Write out the data below exactly as given, without any of its pictures.
>>>
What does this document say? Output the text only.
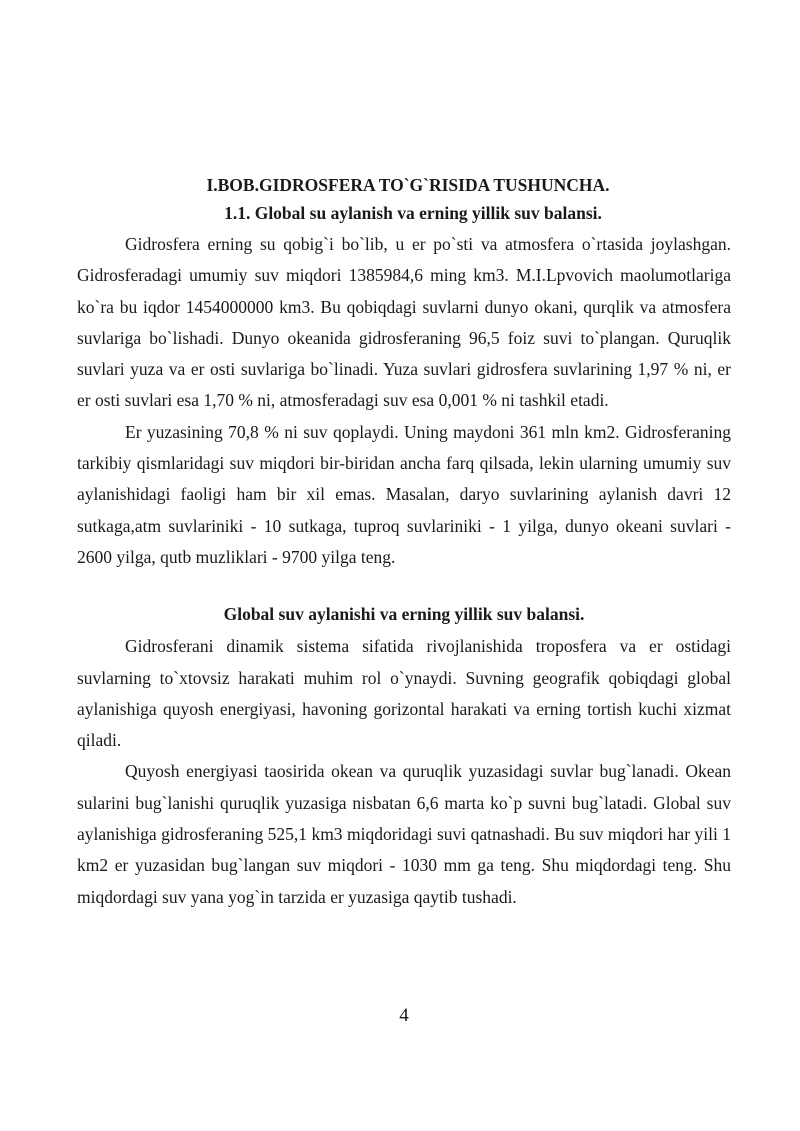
I.BOB.GIDROSFERA TO`G`RISIDA TUSHUNCHA.
1.1. Global su aylanish va erning yillik suv balansi.

Gidrosfera erning su qobig`i bo`lib, u er po`sti va atmosfera o`rtasida joylashgan. Gidrosferadagi umumiy suv miqdori 1385984,6 ming km3. M.I.Lpvovich maolumotlariga ko`ra bu iqdor 1454000000 km3. Bu qobiqdagi suvlarni dunyo okani, qurqlik va atmosfera suvlariga bo`lishadi. Dunyo okeanida gidrosferaning 96,5 foiz suvi to`plangan. Quruqlik suvlari yuza va er osti suvlariga bo`linadi. Yuza suvlari gidrosfera suvlarining 1,97 % ni, er er osti suvlari esa 1,70 % ni, atmosferadagi suv esa 0,001 % ni tashkil etadi.

Er yuzasining 70,8 % ni suv qoplaydi. Uning maydoni 361 mln km2. Gidrosferaning tarkibiy qismlaridagi suv miqdori bir-biridan ancha farq qilsada, lekin ularning umumiy suv aylanishidagi faoligi ham bir xil emas. Masalan, daryo suvlarining aylanish davri 12 sutkaga,atm suvlariniki - 10 sutkaga, tuproq suvlariniki - 1 yilga, dunyo okeani suvlari - 2600 yilga, qutb muzliklari - 9700 yilga teng.

Global suv aylanishi va erning yillik suv balansi.

Gidrosferani dinamik sistema sifatida rivojlanishida troposfera va er ostidagi suvlarning to`xtovsiz harakati muhim rol o`ynaydi. Suvning geografik qobiqdagi global aylanishiga quyosh energiyasi, havoning gorizontal harakati va erning tortish kuchi xizmat qiladi.

Quyosh energiyasi taosirida okean va quruqlik yuzasidagi suvlar bug`lanadi. Okean sularini bug`lanishi quruqlik yuzasiga nisbatan 6,6 marta ko`p suvni bug`latadi. Global suv aylanishiga gidrosferaning 525,1 km3 miqdoridagi suvi qatnashadi. Bu suv miqdori har yili 1 km2 er yuzasidan bug`langan suv miqdori - 1030 mm ga teng. Shu miqdordagi teng. Shu miqdordagi suv yana yog`in tarzida er yuzasiga qaytib tushadi.

4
<<<
Output of the task:
What does this document say? Output the text only.
I.BOB.GIDROSFERA TO`G`RISIDA TUSHUNCHA.
1.1. Global su aylanish va erning yillik suv balansi.

Gidrosfera erning su qobig`i bo`lib, u er po`sti va atmosfera o`rtasida joylashgan. Gidrosferadagi umumiy suv miqdori 1385984,6 ming km3. M.I.Lpvovich maolumotlariga ko`ra bu iqdor 1454000000 km3. Bu qobiqdagi suvlarni dunyo okani, qurqlik va atmosfera suvlariga bo`lishadi. Dunyo okeanida gidrosferaning 96,5 foiz suvi to`plangan. Quruqlik suvlari yuza va er osti suvlariga bo`linadi. Yuza suvlari gidrosfera suvlarining 1,97 % ni, er er osti suvlari esa 1,70 % ni, atmosferadagi suv esa 0,001 % ni tashkil etadi.

Er yuzasining 70,8 % ni suv qoplaydi. Uning maydoni 361 mln km2. Gidrosferaning tarkibiy qismlaridagi suv miqdori bir-biridan ancha farq qilsada, lekin ularning umumiy suv aylanishidagi faoligi ham bir xil emas. Masalan, daryo suvlarining aylanish davri 12 sutkaga,atm suvlariniki - 10 sutkaga, tuproq suvlariniki - 1 yilga, dunyo okeani suvlari - 2600 yilga, qutb muzliklari - 9700 yilga teng.

Global suv aylanishi va erning yillik suv balansi.

Gidrosferani dinamik sistema sifatida rivojlanishida troposfera va er ostidagi suvlarning to`xtovsiz harakati muhim rol o`ynaydi. Suvning geografik qobiqdagi global aylanishiga quyosh energiyasi, havoning gorizontal harakati va erning tortish kuchi xizmat qiladi.

Quyosh energiyasi taosirida okean va quruqlik yuzasidagi suvlar bug`lanadi. Okean sularini bug`lanishi quruqlik yuzasiga nisbatan 6,6 marta ko`p suvni bug`latadi. Global suv aylanishiga gidrosferaning 525,1 km3 miqdoridagi suvi qatnashadi. Bu suv miqdori har yili 1 km2 er yuzasidan bug`langan suv miqdori - 1030 mm ga teng. Shu miqdordagi teng. Shu miqdordagi suv yana yog`in tarzida er yuzasiga qaytib tushadi.

4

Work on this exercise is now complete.